## Data for this exercise
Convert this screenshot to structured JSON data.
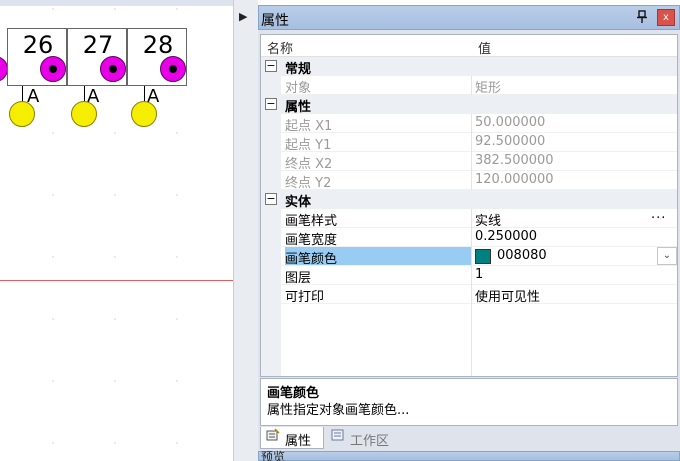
{
  "canvas": {
    "pins": [
      {
        "number": "26",
        "letter": "A"
      },
      {
        "number": "27",
        "letter": "A"
      },
      {
        "number": "28",
        "letter": "A"
      }
    ]
  },
  "strip": {
    "arrow": "▶"
  },
  "panel": {
    "title": "属性",
    "pin_icon": "pin-icon",
    "close_label": "x",
    "header": {
      "name_col": "名称",
      "value_col": "值"
    },
    "categories": [
      {
        "label": "常规",
        "toggle": "−",
        "props": [
          {
            "name": "对象",
            "value": "矩形",
            "readonly": true
          }
        ]
      },
      {
        "label": "属性",
        "toggle": "−",
        "props": [
          {
            "name": "起点 X1",
            "value": "50.000000",
            "readonly": true
          },
          {
            "name": "起点 Y1",
            "value": "92.500000",
            "readonly": true
          },
          {
            "name": "终点 X2",
            "value": "382.500000",
            "readonly": true
          },
          {
            "name": "终点 Y2",
            "value": "120.000000",
            "readonly": true
          }
        ]
      },
      {
        "label": "实体",
        "toggle": "−",
        "props": [
          {
            "name": "画笔样式",
            "value": "实线",
            "extra": "..."
          },
          {
            "name": "画笔宽度",
            "value": "0.250000"
          },
          {
            "name": "画笔颜色",
            "value": "008080",
            "swatch": "#008080",
            "selected": true,
            "dropdown": "⌄"
          },
          {
            "name": "图层",
            "value": "1"
          },
          {
            "name": "可打印",
            "value": "使用可见性"
          }
        ]
      }
    ],
    "description": {
      "title": "画笔颜色",
      "text": "属性指定对象画笔颜色..."
    },
    "tabs": [
      {
        "label": "属性",
        "icon": "properties-icon",
        "active": true
      },
      {
        "label": "工作区",
        "icon": "workspace-icon",
        "active": false
      }
    ],
    "bottom_title": "预览"
  },
  "colors": {
    "accent": "#008080",
    "selection": "#99ccf3",
    "pad": "#e800e8",
    "ball": "#f6ee00"
  }
}
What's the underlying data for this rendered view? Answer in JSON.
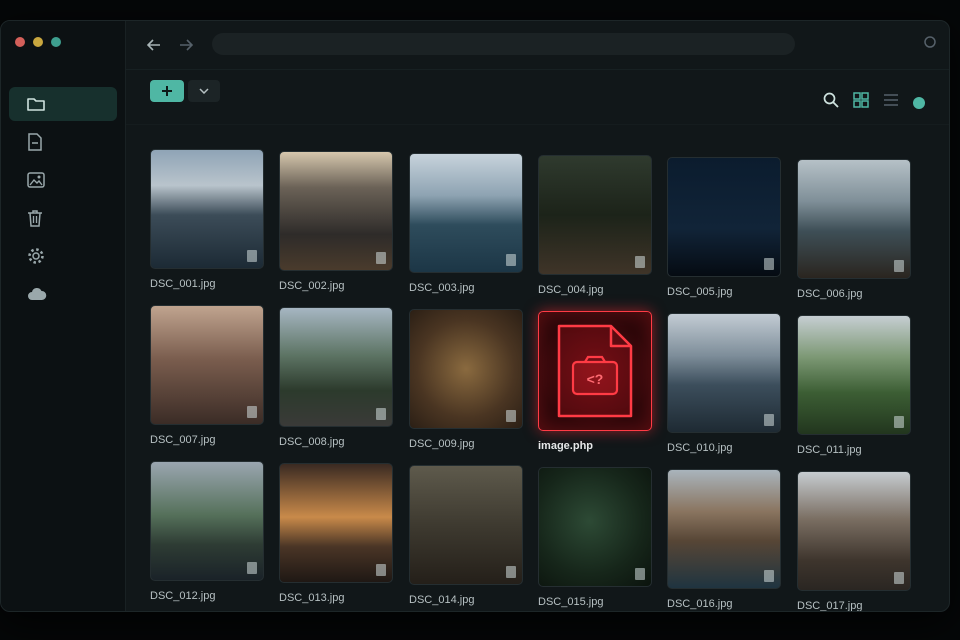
{
  "files": [
    {
      "name": "DSC_001.jpg",
      "bg": "linear-gradient(180deg,#8fa4b6 0%,#b9c4cc 30%,#3c4c58 55%,#1c2a35 100%)"
    },
    {
      "name": "DSC_002.jpg",
      "bg": "linear-gradient(180deg,#d6c7ad 0%,#6b6257 30%,#2e2b29 70%,#4a3b2c 100%)"
    },
    {
      "name": "DSC_003.jpg",
      "bg": "linear-gradient(180deg,#c7d3dc 0%,#8ea3b2 35%,#2e4c5c 60%,#1c3646 100%)"
    },
    {
      "name": "DSC_004.jpg",
      "bg": "linear-gradient(180deg,#2f3a2e 0%,#1c2319 50%,#3f3428 100%)"
    },
    {
      "name": "DSC_005.jpg",
      "bg": "linear-gradient(180deg,#0b1c2e 0%,#112438 60%,#050b12 100%)"
    },
    {
      "name": "DSC_006.jpg",
      "bg": "linear-gradient(180deg,#b6c1c7 0%,#7f8f98 35%,#3e4f57 60%,#2a251f 100%)"
    },
    {
      "name": "DSC_007.jpg",
      "bg": "linear-gradient(180deg,#c0a48f 0%,#7a5d4e 45%,#3b2c26 100%)"
    },
    {
      "name": "DSC_008.jpg",
      "bg": "linear-gradient(180deg,#a6b6c2 0%,#5d7464 40%,#2c3a2c 70%,#3a3a38 100%)"
    },
    {
      "name": "DSC_009.jpg",
      "bg": "radial-gradient(circle at 50% 50%,#8a6a3f 0%,#4a3522 60%,#2b1f15 100%)"
    },
    {
      "name": "image.php",
      "danger": true
    },
    {
      "name": "DSC_010.jpg",
      "bg": "linear-gradient(180deg,#c3ccd4 0%,#7e8e9a 35%,#3c4e5c 60%,#1e2a33 100%)"
    },
    {
      "name": "DSC_011.jpg",
      "bg": "linear-gradient(180deg,#c6ced2 0%,#7c9874 35%,#3c5e34 65%,#22361e 100%)"
    },
    {
      "name": "DSC_012.jpg",
      "bg": "linear-gradient(180deg,#9aa6b0 0%,#55705a 45%,#2e3c34 70%,#1a2228 100%)"
    },
    {
      "name": "DSC_013.jpg",
      "bg": "linear-gradient(180deg,#3a2a22 0%,#c98a4a 45%,#4a3526 70%,#1f1814 100%)"
    },
    {
      "name": "DSC_014.jpg",
      "bg": "linear-gradient(180deg,#5e5a4c 0%,#3e3a30 50%,#241f19 100%)"
    },
    {
      "name": "DSC_015.jpg",
      "bg": "radial-gradient(circle at 45% 45%,#2d4a35 0%,#16261a 60%,#0b130d 100%)"
    },
    {
      "name": "DSC_016.jpg",
      "bg": "linear-gradient(180deg,#a9b4bc 0%,#8a7560 35%,#574636 60%,#1f3440 100%)"
    },
    {
      "name": "DSC_017.jpg",
      "bg": "linear-gradient(180deg,#c6ccd0 0%,#7a6e62 40%,#3e352d 75%,#2a2622 100%)"
    }
  ],
  "icons": {
    "sidebar": [
      "folder-icon",
      "document-icon",
      "image-icon",
      "trash-icon",
      "gear-icon",
      "cloud-icon"
    ],
    "toolbar": [
      "search-icon",
      "grid-view-icon",
      "list-view-icon"
    ]
  },
  "colors": {
    "accent": "#4fb7a4",
    "danger": "#ff3b45"
  }
}
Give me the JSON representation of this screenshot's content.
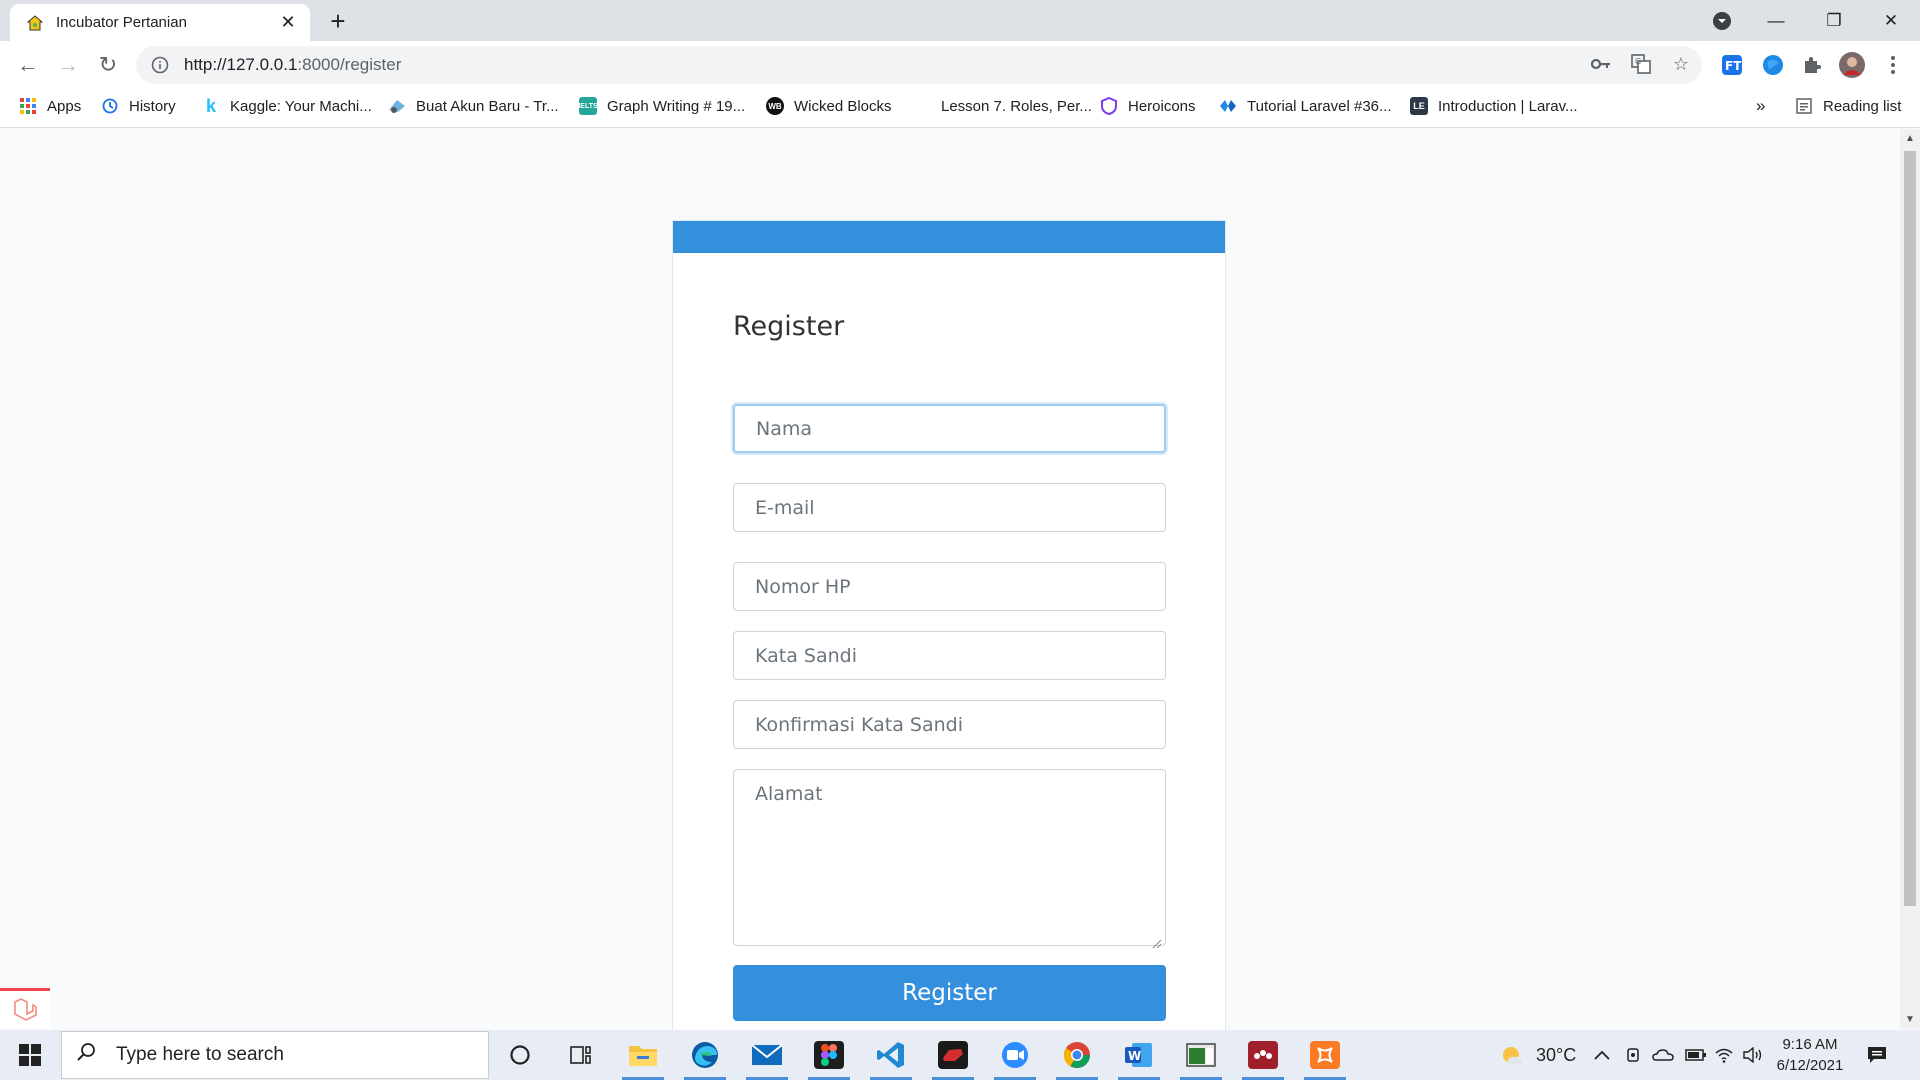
{
  "browser": {
    "tab_title": "Incubator Pertanian",
    "tab_close": "✕",
    "new_tab": "+",
    "url_host": "http://127.0.0.1",
    "url_path": ":8000/register",
    "window": {
      "minimize": "—",
      "restore": "❐",
      "close": "✕"
    }
  },
  "bookmarks": {
    "items": [
      {
        "label": "Apps",
        "icon": "apps-grid-icon"
      },
      {
        "label": "History",
        "icon": "history-icon"
      },
      {
        "label": "Kaggle: Your Machi...",
        "icon": "kaggle-icon"
      },
      {
        "label": "Buat Akun Baru - Tr...",
        "icon": "traveloka-icon"
      },
      {
        "label": "Graph Writing # 19...",
        "icon": "ielts-icon"
      },
      {
        "label": "Wicked Blocks",
        "icon": "wicked-blocks-icon"
      },
      {
        "label": "Lesson 7. Roles, Per...",
        "icon": "blank-icon"
      },
      {
        "label": "Heroicons",
        "icon": "heroicons-icon"
      },
      {
        "label": "Tutorial Laravel #36...",
        "icon": "diamond-icon"
      },
      {
        "label": "Introduction | Larav...",
        "icon": "le-icon"
      }
    ],
    "overflow": "»",
    "reading_list": "Reading list"
  },
  "form": {
    "title": "Register",
    "nama_placeholder": "Nama",
    "email_placeholder": "E-mail",
    "hp_placeholder": "Nomor HP",
    "password_placeholder": "Kata Sandi",
    "confirm_placeholder": "Konfirmasi Kata Sandi",
    "alamat_placeholder": "Alamat",
    "submit_label": "Register",
    "accent_color": "#3490dc"
  },
  "taskbar": {
    "search_placeholder": "Type here to search",
    "weather": "30°C",
    "time": "9:16 AM",
    "date": "6/12/2021"
  }
}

## Written exercise
Output each line exactly; omit every picture.

## Exercise response
Convert this screenshot to structured JSON data.
{
  "canvas": {
    "pins": [
      {
        "number": "26",
        "letter": "A"
      },
      {
        "number": "27",
        "letter": "A"
      },
      {
        "number": "28",
        "letter": "A"
      }
    ]
  },
  "strip": {
    "arrow": "▶"
  },
  "panel": {
    "title": "属性",
    "pin_icon": "pin-icon",
    "close_label": "x",
    "header": {
      "name_col": "名称",
      "value_col": "值"
    },
    "categories": [
      {
        "label": "常规",
        "toggle": "−",
        "props": [
          {
            "name": "对象",
            "value": "矩形",
            "readonly": true
          }
        ]
      },
      {
        "label": "属性",
        "toggle": "−",
        "props": [
          {
            "name": "起点 X1",
            "value": "50.000000",
            "readonly": true
          },
          {
            "name": "起点 Y1",
            "value": "92.500000",
            "readonly": true
          },
          {
            "name": "终点 X2",
            "value": "382.500000",
            "readonly": true
          },
          {
            "name": "终点 Y2",
            "value": "120.000000",
            "readonly": true
          }
        ]
      },
      {
        "label": "实体",
        "toggle": "−",
        "props": [
          {
            "name": "画笔样式",
            "value": "实线",
            "extra": "..."
          },
          {
            "name": "画笔宽度",
            "value": "0.250000"
          },
          {
            "name": "画笔颜色",
            "value": "008080",
            "swatch": "#008080",
            "selected": true,
            "dropdown": "⌄"
          },
          {
            "name": "图层",
            "value": "1"
          },
          {
            "name": "可打印",
            "value": "使用可见性"
          }
        ]
      }
    ],
    "description": {
      "title": "画笔颜色",
      "text": "属性指定对象画笔颜色..."
    },
    "tabs": [
      {
        "label": "属性",
        "icon": "properties-icon",
        "active": true
      },
      {
        "label": "工作区",
        "icon": "workspace-icon",
        "active": false
      }
    ],
    "bottom_title": "预览"
  },
  "colors": {
    "accent": "#008080",
    "selection": "#99ccf3",
    "pad": "#e800e8",
    "ball": "#f6ee00"
  }
}
What's the underlying data for this rendered view? Answer in JSON.
{
  "files": [
    {
      "name": "DSC_001.jpg",
      "bg": "linear-gradient(180deg,#8fa4b6 0%,#b9c4cc 30%,#3c4c58 55%,#1c2a35 100%)"
    },
    {
      "name": "DSC_002.jpg",
      "bg": "linear-gradient(180deg,#d6c7ad 0%,#6b6257 30%,#2e2b29 70%,#4a3b2c 100%)"
    },
    {
      "name": "DSC_003.jpg",
      "bg": "linear-gradient(180deg,#c7d3dc 0%,#8ea3b2 35%,#2e4c5c 60%,#1c3646 100%)"
    },
    {
      "name": "DSC_004.jpg",
      "bg": "linear-gradient(180deg,#2f3a2e 0%,#1c2319 50%,#3f3428 100%)"
    },
    {
      "name": "DSC_005.jpg",
      "bg": "linear-gradient(180deg,#0b1c2e 0%,#112438 60%,#050b12 100%)"
    },
    {
      "name": "DSC_006.jpg",
      "bg": "linear-gradient(180deg,#b6c1c7 0%,#7f8f98 35%,#3e4f57 60%,#2a251f 100%)"
    },
    {
      "name": "DSC_007.jpg",
      "bg": "linear-gradient(180deg,#c0a48f 0%,#7a5d4e 45%,#3b2c26 100%)"
    },
    {
      "name": "DSC_008.jpg",
      "bg": "linear-gradient(180deg,#a6b6c2 0%,#5d7464 40%,#2c3a2c 70%,#3a3a38 100%)"
    },
    {
      "name": "DSC_009.jpg",
      "bg": "radial-gradient(circle at 50% 50%,#8a6a3f 0%,#4a3522 60%,#2b1f15 100%)"
    },
    {
      "name": "image.php",
      "danger": true
    },
    {
      "name": "DSC_010.jpg",
      "bg": "linear-gradient(180deg,#c3ccd4 0%,#7e8e9a 35%,#3c4e5c 60%,#1e2a33 100%)"
    },
    {
      "name": "DSC_011.jpg",
      "bg": "linear-gradient(180deg,#c6ced2 0%,#7c9874 35%,#3c5e34 65%,#22361e 100%)"
    },
    {
      "name": "DSC_012.jpg",
      "bg": "linear-gradient(180deg,#9aa6b0 0%,#55705a 45%,#2e3c34 70%,#1a2228 100%)"
    },
    {
      "name": "DSC_013.jpg",
      "bg": "linear-gradient(180deg,#3a2a22 0%,#c98a4a 45%,#4a3526 70%,#1f1814 100%)"
    },
    {
      "name": "DSC_014.jpg",
      "bg": "linear-gradient(180deg,#5e5a4c 0%,#3e3a30 50%,#241f19 100%)"
    },
    {
      "name": "DSC_015.jpg",
      "bg": "radial-gradient(circle at 45% 45%,#2d4a35 0%,#16261a 60%,#0b130d 100%)"
    },
    {
      "name": "DSC_016.jpg",
      "bg": "linear-gradient(180deg,#a9b4bc 0%,#8a7560 35%,#574636 60%,#1f3440 100%)"
    },
    {
      "name": "DSC_017.jpg",
      "bg": "linear-gradient(180deg,#c6ccd0 0%,#7a6e62 40%,#3e352d 75%,#2a2622 100%)"
    }
  ],
  "icons": {
    "sidebar": [
      "folder-icon",
      "document-icon",
      "image-icon",
      "trash-icon",
      "gear-icon",
      "cloud-icon"
    ],
    "toolbar": [
      "search-icon",
      "grid-view-icon",
      "list-view-icon"
    ]
  },
  "colors": {
    "accent": "#4fb7a4",
    "danger": "#ff3b45"
  }
}
Give me the JSON representation of this screenshot's content.
{
  "browser": {
    "tab_title": "Incubator Pertanian",
    "tab_close": "✕",
    "new_tab": "+",
    "url_host": "http://127.0.0.1",
    "url_path": ":8000/register",
    "window": {
      "minimize": "—",
      "restore": "❐",
      "close": "✕"
    }
  },
  "bookmarks": {
    "items": [
      {
        "label": "Apps",
        "icon": "apps-grid-icon"
      },
      {
        "label": "History",
        "icon": "history-icon"
      },
      {
        "label": "Kaggle: Your Machi...",
        "icon": "kaggle-icon"
      },
      {
        "label": "Buat Akun Baru - Tr...",
        "icon": "traveloka-icon"
      },
      {
        "label": "Graph Writing # 19...",
        "icon": "ielts-icon"
      },
      {
        "label": "Wicked Blocks",
        "icon": "wicked-blocks-icon"
      },
      {
        "label": "Lesson 7. Roles, Per...",
        "icon": "blank-icon"
      },
      {
        "label": "Heroicons",
        "icon": "heroicons-icon"
      },
      {
        "label": "Tutorial Laravel #36...",
        "icon": "diamond-icon"
      },
      {
        "label": "Introduction | Larav...",
        "icon": "le-icon"
      }
    ],
    "overflow": "»",
    "reading_list": "Reading list"
  },
  "form": {
    "title": "Register",
    "nama_placeholder": "Nama",
    "email_placeholder": "E-mail",
    "hp_placeholder": "Nomor HP",
    "password_placeholder": "Kata Sandi",
    "confirm_placeholder": "Konfirmasi Kata Sandi",
    "alamat_placeholder": "Alamat",
    "submit_label": "Register",
    "accent_color": "#3490dc"
  },
  "taskbar": {
    "search_placeholder": "Type here to search",
    "weather": "30°C",
    "time": "9:16 AM",
    "date": "6/12/2021"
  }
}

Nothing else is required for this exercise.